▶ [What you will do] Report how many lines in the listing below include the word "document". Write nothing besides the number.

▶ [Data listing]
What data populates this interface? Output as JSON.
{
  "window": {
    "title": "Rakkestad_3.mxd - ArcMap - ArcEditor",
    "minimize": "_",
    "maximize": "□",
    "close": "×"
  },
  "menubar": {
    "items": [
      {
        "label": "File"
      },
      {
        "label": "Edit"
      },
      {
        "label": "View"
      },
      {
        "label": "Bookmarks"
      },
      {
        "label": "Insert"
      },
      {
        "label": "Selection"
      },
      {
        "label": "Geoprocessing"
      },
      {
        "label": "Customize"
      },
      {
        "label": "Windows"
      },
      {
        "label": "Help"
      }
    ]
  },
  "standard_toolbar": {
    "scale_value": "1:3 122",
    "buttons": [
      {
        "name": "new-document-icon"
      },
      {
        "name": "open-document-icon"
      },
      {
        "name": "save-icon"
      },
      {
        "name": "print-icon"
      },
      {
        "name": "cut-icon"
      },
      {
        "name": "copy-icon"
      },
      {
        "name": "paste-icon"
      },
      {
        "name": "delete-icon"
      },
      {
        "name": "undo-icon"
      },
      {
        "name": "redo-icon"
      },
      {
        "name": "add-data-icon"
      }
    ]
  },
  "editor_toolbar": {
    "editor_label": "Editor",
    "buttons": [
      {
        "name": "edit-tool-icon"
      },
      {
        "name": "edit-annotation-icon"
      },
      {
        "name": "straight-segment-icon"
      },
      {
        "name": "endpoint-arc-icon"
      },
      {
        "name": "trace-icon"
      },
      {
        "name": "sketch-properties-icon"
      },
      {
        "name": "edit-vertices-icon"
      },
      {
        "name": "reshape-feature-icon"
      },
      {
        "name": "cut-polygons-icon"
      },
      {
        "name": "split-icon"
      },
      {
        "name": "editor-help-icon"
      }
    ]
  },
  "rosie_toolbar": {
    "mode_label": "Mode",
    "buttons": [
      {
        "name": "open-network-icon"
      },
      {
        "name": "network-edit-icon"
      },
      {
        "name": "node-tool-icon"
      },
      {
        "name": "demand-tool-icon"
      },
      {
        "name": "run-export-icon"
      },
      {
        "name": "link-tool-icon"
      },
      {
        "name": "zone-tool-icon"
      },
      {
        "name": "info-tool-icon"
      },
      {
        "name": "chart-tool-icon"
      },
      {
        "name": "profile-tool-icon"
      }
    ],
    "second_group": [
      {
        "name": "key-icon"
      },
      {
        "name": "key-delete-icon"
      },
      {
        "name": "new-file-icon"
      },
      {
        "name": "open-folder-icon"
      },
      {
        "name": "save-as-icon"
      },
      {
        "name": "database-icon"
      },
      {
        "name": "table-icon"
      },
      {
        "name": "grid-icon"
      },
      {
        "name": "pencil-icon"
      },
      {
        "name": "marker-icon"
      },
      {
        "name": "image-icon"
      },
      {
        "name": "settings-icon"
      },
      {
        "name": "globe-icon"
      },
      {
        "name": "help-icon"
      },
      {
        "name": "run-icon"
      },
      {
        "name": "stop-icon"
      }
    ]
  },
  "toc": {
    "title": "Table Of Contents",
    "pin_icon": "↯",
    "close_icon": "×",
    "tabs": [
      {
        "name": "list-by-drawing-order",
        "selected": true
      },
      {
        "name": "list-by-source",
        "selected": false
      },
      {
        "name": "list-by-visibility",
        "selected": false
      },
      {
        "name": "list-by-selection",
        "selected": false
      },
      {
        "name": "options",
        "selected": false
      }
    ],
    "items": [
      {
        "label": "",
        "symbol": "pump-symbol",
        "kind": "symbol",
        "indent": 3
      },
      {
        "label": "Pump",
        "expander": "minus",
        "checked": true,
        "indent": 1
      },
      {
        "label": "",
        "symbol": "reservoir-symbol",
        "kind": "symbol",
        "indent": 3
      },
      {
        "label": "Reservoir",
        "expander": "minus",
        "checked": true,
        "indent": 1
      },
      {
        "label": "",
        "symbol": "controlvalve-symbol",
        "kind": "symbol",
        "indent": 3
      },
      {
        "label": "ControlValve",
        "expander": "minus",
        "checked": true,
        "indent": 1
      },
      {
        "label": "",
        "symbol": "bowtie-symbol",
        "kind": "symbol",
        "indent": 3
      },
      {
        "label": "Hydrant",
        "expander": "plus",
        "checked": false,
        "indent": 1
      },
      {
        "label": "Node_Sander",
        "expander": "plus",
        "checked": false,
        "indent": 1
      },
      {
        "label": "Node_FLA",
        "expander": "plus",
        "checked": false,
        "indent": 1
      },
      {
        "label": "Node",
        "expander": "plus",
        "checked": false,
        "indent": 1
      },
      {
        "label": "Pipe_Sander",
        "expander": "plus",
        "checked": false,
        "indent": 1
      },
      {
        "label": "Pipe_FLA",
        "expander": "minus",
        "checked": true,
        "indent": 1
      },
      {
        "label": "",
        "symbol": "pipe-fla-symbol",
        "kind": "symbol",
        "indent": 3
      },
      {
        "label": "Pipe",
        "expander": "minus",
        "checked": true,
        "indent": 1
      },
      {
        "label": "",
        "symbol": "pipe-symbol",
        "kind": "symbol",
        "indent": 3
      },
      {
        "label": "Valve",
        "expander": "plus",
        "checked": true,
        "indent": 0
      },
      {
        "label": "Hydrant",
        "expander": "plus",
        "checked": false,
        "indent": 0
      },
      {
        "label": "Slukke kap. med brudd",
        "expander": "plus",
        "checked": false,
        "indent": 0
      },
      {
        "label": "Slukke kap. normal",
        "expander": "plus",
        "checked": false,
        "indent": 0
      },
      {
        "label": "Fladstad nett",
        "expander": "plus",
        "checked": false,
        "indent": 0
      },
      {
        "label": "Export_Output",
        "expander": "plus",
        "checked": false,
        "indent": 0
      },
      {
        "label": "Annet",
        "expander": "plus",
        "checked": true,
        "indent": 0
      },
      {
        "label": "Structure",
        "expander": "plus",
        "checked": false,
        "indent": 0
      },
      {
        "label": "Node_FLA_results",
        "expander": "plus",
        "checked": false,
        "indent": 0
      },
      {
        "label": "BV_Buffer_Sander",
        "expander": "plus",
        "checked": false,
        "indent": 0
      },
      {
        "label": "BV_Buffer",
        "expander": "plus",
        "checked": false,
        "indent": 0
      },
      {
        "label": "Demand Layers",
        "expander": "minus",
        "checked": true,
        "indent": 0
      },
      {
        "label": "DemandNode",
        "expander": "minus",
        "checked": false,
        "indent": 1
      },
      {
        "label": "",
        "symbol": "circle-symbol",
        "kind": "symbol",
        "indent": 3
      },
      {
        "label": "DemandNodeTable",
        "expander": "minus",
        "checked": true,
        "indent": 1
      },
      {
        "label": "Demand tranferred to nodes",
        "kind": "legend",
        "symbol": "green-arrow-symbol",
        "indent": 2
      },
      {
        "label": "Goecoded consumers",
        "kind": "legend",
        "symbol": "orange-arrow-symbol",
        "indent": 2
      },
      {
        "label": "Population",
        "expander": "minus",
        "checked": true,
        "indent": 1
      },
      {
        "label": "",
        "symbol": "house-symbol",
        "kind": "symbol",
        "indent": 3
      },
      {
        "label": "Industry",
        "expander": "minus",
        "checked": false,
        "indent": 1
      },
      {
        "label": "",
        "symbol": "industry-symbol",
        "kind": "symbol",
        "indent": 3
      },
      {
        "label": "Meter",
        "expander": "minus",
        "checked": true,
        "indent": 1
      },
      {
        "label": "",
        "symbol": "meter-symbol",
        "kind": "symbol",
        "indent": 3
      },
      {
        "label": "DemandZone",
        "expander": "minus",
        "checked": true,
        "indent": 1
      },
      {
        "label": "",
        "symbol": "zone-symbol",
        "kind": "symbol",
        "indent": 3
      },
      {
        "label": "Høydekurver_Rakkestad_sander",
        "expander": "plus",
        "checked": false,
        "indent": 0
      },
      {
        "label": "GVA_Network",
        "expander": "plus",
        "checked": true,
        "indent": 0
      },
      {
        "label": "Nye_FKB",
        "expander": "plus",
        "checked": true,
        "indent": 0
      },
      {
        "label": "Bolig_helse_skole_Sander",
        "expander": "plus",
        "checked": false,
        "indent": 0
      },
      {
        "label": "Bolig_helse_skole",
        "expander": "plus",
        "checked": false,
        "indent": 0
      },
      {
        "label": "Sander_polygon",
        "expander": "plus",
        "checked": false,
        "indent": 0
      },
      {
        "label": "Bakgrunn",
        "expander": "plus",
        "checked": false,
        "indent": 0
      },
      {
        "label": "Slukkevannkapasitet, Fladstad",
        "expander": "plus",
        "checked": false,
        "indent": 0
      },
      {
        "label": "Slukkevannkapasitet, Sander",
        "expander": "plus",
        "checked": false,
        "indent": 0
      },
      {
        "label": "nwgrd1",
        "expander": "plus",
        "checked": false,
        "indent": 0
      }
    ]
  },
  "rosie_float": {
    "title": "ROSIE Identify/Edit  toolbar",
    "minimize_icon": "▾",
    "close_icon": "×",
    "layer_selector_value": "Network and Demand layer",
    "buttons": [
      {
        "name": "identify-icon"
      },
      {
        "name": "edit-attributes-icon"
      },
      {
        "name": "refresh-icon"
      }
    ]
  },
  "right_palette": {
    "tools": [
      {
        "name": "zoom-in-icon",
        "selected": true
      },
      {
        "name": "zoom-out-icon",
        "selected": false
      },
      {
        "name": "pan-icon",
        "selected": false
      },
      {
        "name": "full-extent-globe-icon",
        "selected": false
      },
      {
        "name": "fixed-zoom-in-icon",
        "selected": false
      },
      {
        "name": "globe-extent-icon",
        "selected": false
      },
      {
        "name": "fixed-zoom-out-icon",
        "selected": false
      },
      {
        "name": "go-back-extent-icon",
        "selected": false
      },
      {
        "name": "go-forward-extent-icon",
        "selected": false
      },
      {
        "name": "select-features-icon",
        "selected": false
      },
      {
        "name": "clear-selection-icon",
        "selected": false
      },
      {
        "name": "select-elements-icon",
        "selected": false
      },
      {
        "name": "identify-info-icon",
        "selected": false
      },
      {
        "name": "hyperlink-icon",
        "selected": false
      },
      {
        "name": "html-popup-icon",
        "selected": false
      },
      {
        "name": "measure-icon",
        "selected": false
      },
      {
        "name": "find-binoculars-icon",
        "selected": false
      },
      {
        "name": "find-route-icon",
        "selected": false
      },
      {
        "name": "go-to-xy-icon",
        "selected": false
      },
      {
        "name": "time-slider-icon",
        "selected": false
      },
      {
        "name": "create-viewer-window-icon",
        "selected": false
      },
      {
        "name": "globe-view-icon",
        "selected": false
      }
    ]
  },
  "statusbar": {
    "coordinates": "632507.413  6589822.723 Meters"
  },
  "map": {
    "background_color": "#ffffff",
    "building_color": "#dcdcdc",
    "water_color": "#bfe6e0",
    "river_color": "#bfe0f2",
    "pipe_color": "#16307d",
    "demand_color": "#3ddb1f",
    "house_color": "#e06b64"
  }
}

▶ [Written response] 2